EXERCISE INSTRUCTIONS:
Retype each line of the material exactly, please, skipping any picture in it.

PROVIDED DATA:
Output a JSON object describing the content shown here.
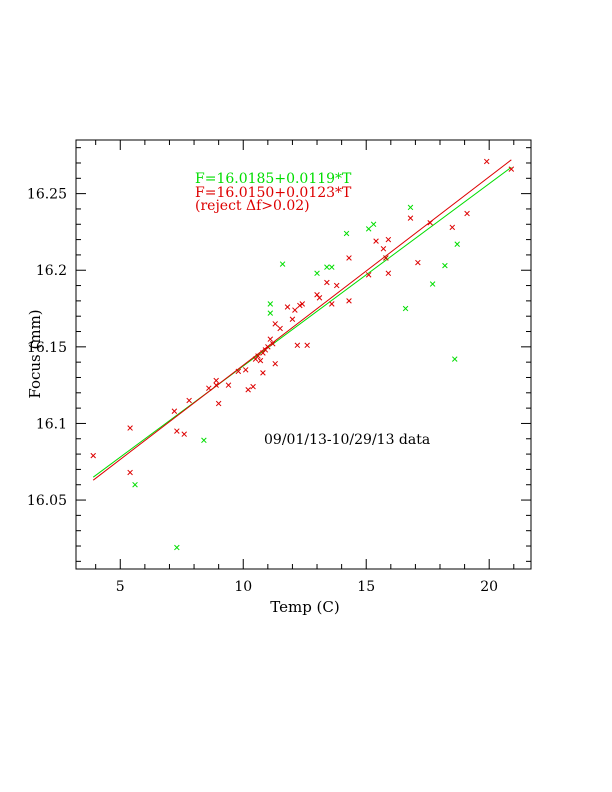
{
  "chart_data": {
    "type": "scatter",
    "xlabel": "Temp (C)",
    "ylabel": "Focus (mm)",
    "xlim": [
      3.2,
      21.7
    ],
    "ylim": [
      16.005,
      16.285
    ],
    "xticks": [
      5,
      10,
      15,
      20
    ],
    "yticks": [
      16.05,
      16.1,
      16.15,
      16.2,
      16.25
    ],
    "ytick_labels": [
      "16.05",
      "16.1",
      "16.15",
      "16.2",
      "16.25"
    ],
    "grid": false,
    "annotations": {
      "fit_all": "F=16.0185+0.0119*T",
      "fit_reject": "F=16.0150+0.0123*T",
      "reject_note": "(reject Δf>0.02)",
      "date_range": "09/01/13-10/29/13 data"
    },
    "series": [
      {
        "color": "#00dd00",
        "marker": "x",
        "fit": {
          "intercept": 16.0185,
          "slope": 0.0119,
          "x_range": [
            3.9,
            20.9
          ]
        },
        "points": [
          [
            5.6,
            16.06
          ],
          [
            7.3,
            16.019
          ],
          [
            8.4,
            16.089
          ],
          [
            11.1,
            16.178
          ],
          [
            11.1,
            16.172
          ],
          [
            11.6,
            16.204
          ],
          [
            13.0,
            16.198
          ],
          [
            13.4,
            16.202
          ],
          [
            13.6,
            16.202
          ],
          [
            14.2,
            16.224
          ],
          [
            15.1,
            16.227
          ],
          [
            15.3,
            16.23
          ],
          [
            15.8,
            16.208
          ],
          [
            16.6,
            16.175
          ],
          [
            16.8,
            16.241
          ],
          [
            17.7,
            16.191
          ],
          [
            18.2,
            16.203
          ],
          [
            18.6,
            16.142
          ],
          [
            18.7,
            16.217
          ]
        ]
      },
      {
        "color": "#dd0000",
        "marker": "x",
        "fit": {
          "intercept": 16.015,
          "slope": 0.0123,
          "x_range": [
            3.9,
            20.9
          ]
        },
        "points": [
          [
            3.9,
            16.079
          ],
          [
            5.4,
            16.097
          ],
          [
            5.4,
            16.068
          ],
          [
            7.2,
            16.108
          ],
          [
            7.3,
            16.095
          ],
          [
            7.6,
            16.093
          ],
          [
            7.8,
            16.115
          ],
          [
            8.6,
            16.123
          ],
          [
            8.9,
            16.128
          ],
          [
            8.9,
            16.125
          ],
          [
            9.0,
            16.113
          ],
          [
            9.4,
            16.125
          ],
          [
            9.8,
            16.134
          ],
          [
            10.1,
            16.135
          ],
          [
            10.2,
            16.122
          ],
          [
            10.4,
            16.124
          ],
          [
            10.5,
            16.142
          ],
          [
            10.6,
            16.144
          ],
          [
            10.7,
            16.141
          ],
          [
            10.8,
            16.133
          ],
          [
            10.8,
            16.146
          ],
          [
            10.9,
            16.148
          ],
          [
            11.0,
            16.15
          ],
          [
            11.1,
            16.155
          ],
          [
            11.2,
            16.152
          ],
          [
            11.3,
            16.165
          ],
          [
            11.3,
            16.139
          ],
          [
            11.5,
            16.162
          ],
          [
            11.8,
            16.176
          ],
          [
            12.0,
            16.168
          ],
          [
            12.1,
            16.174
          ],
          [
            12.2,
            16.151
          ],
          [
            12.3,
            16.177
          ],
          [
            12.4,
            16.178
          ],
          [
            12.6,
            16.151
          ],
          [
            13.0,
            16.184
          ],
          [
            13.1,
            16.182
          ],
          [
            13.4,
            16.192
          ],
          [
            13.6,
            16.178
          ],
          [
            13.8,
            16.19
          ],
          [
            14.3,
            16.18
          ],
          [
            14.3,
            16.208
          ],
          [
            15.1,
            16.197
          ],
          [
            15.4,
            16.219
          ],
          [
            15.7,
            16.214
          ],
          [
            15.8,
            16.208
          ],
          [
            15.9,
            16.22
          ],
          [
            15.9,
            16.198
          ],
          [
            16.8,
            16.234
          ],
          [
            17.1,
            16.205
          ],
          [
            17.6,
            16.231
          ],
          [
            18.5,
            16.228
          ],
          [
            19.1,
            16.237
          ],
          [
            19.9,
            16.271
          ],
          [
            20.9,
            16.266
          ]
        ]
      }
    ]
  }
}
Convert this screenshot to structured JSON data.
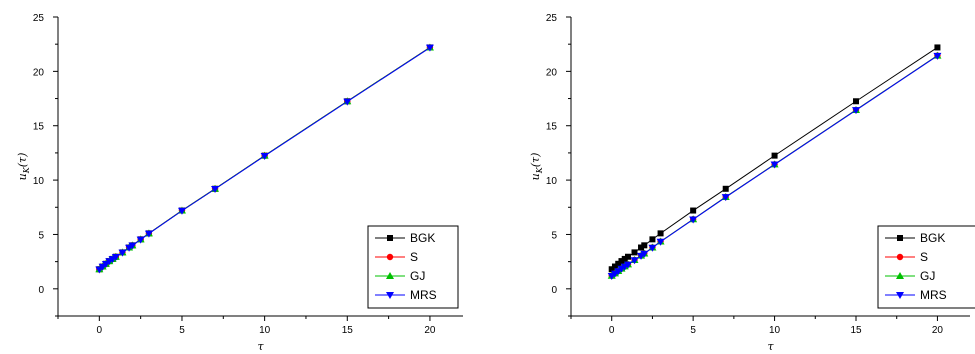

RESULT OF THE TASK:
Output a JSON object describing the content shown here.
{
  "chart_data": {
    "type": "scatter",
    "xlabel": "Temp (C)",
    "ylabel": "Focus (mm)",
    "xlim": [
      3.2,
      21.7
    ],
    "ylim": [
      16.005,
      16.285
    ],
    "xticks": [
      5,
      10,
      15,
      20
    ],
    "yticks": [
      16.05,
      16.1,
      16.15,
      16.2,
      16.25
    ],
    "ytick_labels": [
      "16.05",
      "16.1",
      "16.15",
      "16.2",
      "16.25"
    ],
    "grid": false,
    "annotations": {
      "fit_all": "F=16.0185+0.0119*T",
      "fit_reject": "F=16.0150+0.0123*T",
      "reject_note": "(reject Δf>0.02)",
      "date_range": "09/01/13-10/29/13 data"
    },
    "series": [
      {
        "color": "#00dd00",
        "marker": "x",
        "fit": {
          "intercept": 16.0185,
          "slope": 0.0119,
          "x_range": [
            3.9,
            20.9
          ]
        },
        "points": [
          [
            5.6,
            16.06
          ],
          [
            7.3,
            16.019
          ],
          [
            8.4,
            16.089
          ],
          [
            11.1,
            16.178
          ],
          [
            11.1,
            16.172
          ],
          [
            11.6,
            16.204
          ],
          [
            13.0,
            16.198
          ],
          [
            13.4,
            16.202
          ],
          [
            13.6,
            16.202
          ],
          [
            14.2,
            16.224
          ],
          [
            15.1,
            16.227
          ],
          [
            15.3,
            16.23
          ],
          [
            15.8,
            16.208
          ],
          [
            16.6,
            16.175
          ],
          [
            16.8,
            16.241
          ],
          [
            17.7,
            16.191
          ],
          [
            18.2,
            16.203
          ],
          [
            18.6,
            16.142
          ],
          [
            18.7,
            16.217
          ]
        ]
      },
      {
        "color": "#dd0000",
        "marker": "x",
        "fit": {
          "intercept": 16.015,
          "slope": 0.0123,
          "x_range": [
            3.9,
            20.9
          ]
        },
        "points": [
          [
            3.9,
            16.079
          ],
          [
            5.4,
            16.097
          ],
          [
            5.4,
            16.068
          ],
          [
            7.2,
            16.108
          ],
          [
            7.3,
            16.095
          ],
          [
            7.6,
            16.093
          ],
          [
            7.8,
            16.115
          ],
          [
            8.6,
            16.123
          ],
          [
            8.9,
            16.128
          ],
          [
            8.9,
            16.125
          ],
          [
            9.0,
            16.113
          ],
          [
            9.4,
            16.125
          ],
          [
            9.8,
            16.134
          ],
          [
            10.1,
            16.135
          ],
          [
            10.2,
            16.122
          ],
          [
            10.4,
            16.124
          ],
          [
            10.5,
            16.142
          ],
          [
            10.6,
            16.144
          ],
          [
            10.7,
            16.141
          ],
          [
            10.8,
            16.133
          ],
          [
            10.8,
            16.146
          ],
          [
            10.9,
            16.148
          ],
          [
            11.0,
            16.15
          ],
          [
            11.1,
            16.155
          ],
          [
            11.2,
            16.152
          ],
          [
            11.3,
            16.165
          ],
          [
            11.3,
            16.139
          ],
          [
            11.5,
            16.162
          ],
          [
            11.8,
            16.176
          ],
          [
            12.0,
            16.168
          ],
          [
            12.1,
            16.174
          ],
          [
            12.2,
            16.151
          ],
          [
            12.3,
            16.177
          ],
          [
            12.4,
            16.178
          ],
          [
            12.6,
            16.151
          ],
          [
            13.0,
            16.184
          ],
          [
            13.1,
            16.182
          ],
          [
            13.4,
            16.192
          ],
          [
            13.6,
            16.178
          ],
          [
            13.8,
            16.19
          ],
          [
            14.3,
            16.18
          ],
          [
            14.3,
            16.208
          ],
          [
            15.1,
            16.197
          ],
          [
            15.4,
            16.219
          ],
          [
            15.7,
            16.214
          ],
          [
            15.8,
            16.208
          ],
          [
            15.9,
            16.22
          ],
          [
            15.9,
            16.198
          ],
          [
            16.8,
            16.234
          ],
          [
            17.1,
            16.205
          ],
          [
            17.6,
            16.231
          ],
          [
            18.5,
            16.228
          ],
          [
            19.1,
            16.237
          ],
          [
            19.9,
            16.271
          ],
          [
            20.9,
            16.266
          ]
        ]
      }
    ]
  }
}
Convert this screenshot to structured JSON data.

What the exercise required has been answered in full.